* **PASSAGE**:
Posted: Thu Jul 03, 2008 4:43 am
by onion2k
kilermedia wrote:Your solution is basically XML. You send/receive the data to and from using XML and pull it in and out using your dynamic flavor. What you will then need to do is find a way to authenticate both identically. That is pretty much the only way to use two different dynamic languages like PHP and ASP together without seriously bumping heads.
Did you actually read your post? It's completely meaningless. Why the hell would you need XML for this? :crazy:

What I would do is have the .NET login update a one time authentication key in the database, then pass the key to the user in the src for the iframe, and then have the PHP script log the user in with it and delete it. Eg

.NET login updates 'authkey' in the user's record to "1234"
.NET creates iframe page with src of 'iframe.php?auth=1234'
User receives page
Their browser requests iframe.php?auth=1234
iframe.php runs, looks for user with 'authkey' of 1234 in the data (eg $_GET['authkey']).
If the key is found log the user in as normal and update their authkey to blank
If the key is not found send the user to a login page

It might also be a good idea to store a timestamp with the authkey and only let the user in if the timestamp is less than 10 seconds old (or whatever time limit works for your users).

(This assumes that the .NET system and the PHP share a database..)

Re: taking Values from Query String (CRITICAL)

Posted: Thu Jul 03, 2008 5:05 am
by dumlee
Database being used is different for both login Systems.

Pls Suggest What I can do ?

Re: taking Values from Query String (CRITICAL)

Posted: Thu Jul 03, 2008 6:29 am
by onion2k
In that case rather than setting some sort of authkey you'll need to pass the user details across using the URL. Encrypt them in a way that lets you encrypt the data in .NET and decrypt it again in PHP.

Just out of curiosity .. why are you maintaining two databases with the same user data in each? That's silly.

Re: taking Values from Query String (CRITICAL)

Posted: Thu Jul 03, 2008 6:55 am
by kilermedia
onion2k wrote:
kilermedia wrote:Your solution is basically XML. You send/receive the data to and from using XML and pull it in and out using your dynamic flavor. What you will then need to do is find a way to authenticate both identically. That is pretty much the only way to use two different dynamic languages like PHP and ASP together without seriously bumping heads.
Did you actually read your post? It's completely meaningless. Why the hell would you need XML for this? :crazy:

What I would do is have the .NET login update a one time authentication key in the database, then pass the key to the user in the src for the iframe, and then have the PHP script log the user in with it and delete it. Eg

.NET login updates 'authkey' in the user's record to "1234"
.NET creates iframe page with src of 'iframe.php?auth=1234'
User receives page
Their browser requests iframe.php?auth=1234
iframe.php runs, looks for user with 'authkey' of 1234 in the data (eg $_GET['authkey']).
If the key is found log the user in as normal and update their authkey to blank
If the key is not found send the user to a login page

It might also be a good idea to store a timestamp with the authkey and only let the user in if the timestamp is less than 10 seconds old (or whatever time limit works for your users).

(This assumes that the .NET system and the PHP share a database..)
Hmmm, meaningless...why? IT WORKS...and for a fact is one of the exact reasons why XML was developed in the first place! And with less (no) security and design flaws than your big method here. And thanks for flaming a new guy here Mr. Mod. Have fun.

Re: taking Values from Query String (CRITICAL)

Posted: Thu Jul 03, 2008 9:04 am
by onion2k
kilermedia wrote:Hmmm, meaningless...why? IT WORKS...and for a fact is one of the exact reasons why XML was developed in the first place! And with less (no) security and design flaws than your big method here. And thanks for flaming a new guy here Mr. Mod. Have fun.
It wouldn't work in this instance because the OP isn't in a position to pass an XML file anywhere. I guess he could save it to the server and then have the PHP script grab it ... but what benefit would XML have in doing that? He could use a normal text file and avoid the overhead of firing up an XML parser.

If you think you're right then explain your solution in a bit more detail than "use xml".

* **AIM OF THE EXERCISE**:
In the forum thread, what does the proposed iframe.php script do when the key is not found?

* **DATA EXTRACTS**:
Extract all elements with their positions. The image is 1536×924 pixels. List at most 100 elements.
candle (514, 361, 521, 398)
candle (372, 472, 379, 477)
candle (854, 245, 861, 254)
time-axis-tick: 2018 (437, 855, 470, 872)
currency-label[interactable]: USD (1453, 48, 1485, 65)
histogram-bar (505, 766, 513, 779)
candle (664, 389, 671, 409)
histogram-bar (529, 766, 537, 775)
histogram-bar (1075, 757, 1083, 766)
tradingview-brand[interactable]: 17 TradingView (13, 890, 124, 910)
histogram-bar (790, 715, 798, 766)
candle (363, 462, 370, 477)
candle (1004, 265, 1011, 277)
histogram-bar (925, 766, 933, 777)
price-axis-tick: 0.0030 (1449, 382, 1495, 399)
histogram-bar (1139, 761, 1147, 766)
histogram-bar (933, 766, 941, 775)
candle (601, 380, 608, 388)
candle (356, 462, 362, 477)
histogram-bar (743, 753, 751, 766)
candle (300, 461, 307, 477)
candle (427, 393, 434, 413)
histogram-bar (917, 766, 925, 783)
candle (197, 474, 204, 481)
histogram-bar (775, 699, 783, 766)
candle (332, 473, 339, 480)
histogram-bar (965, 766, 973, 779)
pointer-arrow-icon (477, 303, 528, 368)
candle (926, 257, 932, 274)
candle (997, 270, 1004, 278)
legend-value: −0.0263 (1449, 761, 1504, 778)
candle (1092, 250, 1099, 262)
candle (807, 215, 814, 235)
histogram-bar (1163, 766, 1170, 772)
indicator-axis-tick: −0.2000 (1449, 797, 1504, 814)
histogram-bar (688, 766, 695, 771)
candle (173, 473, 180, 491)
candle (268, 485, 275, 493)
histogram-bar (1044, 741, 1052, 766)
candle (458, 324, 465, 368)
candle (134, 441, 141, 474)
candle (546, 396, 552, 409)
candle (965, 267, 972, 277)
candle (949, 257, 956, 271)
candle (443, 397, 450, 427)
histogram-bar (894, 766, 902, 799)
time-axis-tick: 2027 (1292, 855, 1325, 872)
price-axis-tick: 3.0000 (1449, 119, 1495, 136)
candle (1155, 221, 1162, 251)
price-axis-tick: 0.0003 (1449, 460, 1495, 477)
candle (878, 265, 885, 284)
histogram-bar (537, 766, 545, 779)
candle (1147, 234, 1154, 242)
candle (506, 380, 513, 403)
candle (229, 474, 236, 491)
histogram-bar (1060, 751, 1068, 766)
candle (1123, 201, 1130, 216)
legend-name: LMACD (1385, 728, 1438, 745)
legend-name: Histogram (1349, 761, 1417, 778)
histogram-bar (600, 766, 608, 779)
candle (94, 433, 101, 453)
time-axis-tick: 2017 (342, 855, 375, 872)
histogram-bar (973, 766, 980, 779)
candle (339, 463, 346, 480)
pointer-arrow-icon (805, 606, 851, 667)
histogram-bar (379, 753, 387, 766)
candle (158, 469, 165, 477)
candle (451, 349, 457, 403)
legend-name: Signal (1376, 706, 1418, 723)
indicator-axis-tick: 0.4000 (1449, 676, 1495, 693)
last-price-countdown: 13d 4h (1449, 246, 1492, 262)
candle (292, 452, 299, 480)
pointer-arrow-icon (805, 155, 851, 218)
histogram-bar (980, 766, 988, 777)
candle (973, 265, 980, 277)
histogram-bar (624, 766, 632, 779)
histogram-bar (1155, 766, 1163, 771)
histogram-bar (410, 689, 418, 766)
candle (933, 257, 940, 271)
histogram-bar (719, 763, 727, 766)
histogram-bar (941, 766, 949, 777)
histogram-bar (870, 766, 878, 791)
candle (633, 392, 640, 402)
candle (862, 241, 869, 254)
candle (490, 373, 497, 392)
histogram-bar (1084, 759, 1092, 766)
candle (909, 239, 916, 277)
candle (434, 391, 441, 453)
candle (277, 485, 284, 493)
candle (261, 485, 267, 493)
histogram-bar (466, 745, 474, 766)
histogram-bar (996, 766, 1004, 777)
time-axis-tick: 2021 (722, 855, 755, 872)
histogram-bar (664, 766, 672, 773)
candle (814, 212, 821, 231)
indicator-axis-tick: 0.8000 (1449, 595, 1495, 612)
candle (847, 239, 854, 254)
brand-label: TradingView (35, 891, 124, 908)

* **RESPONSE AREA**:
It sends the user to a login page.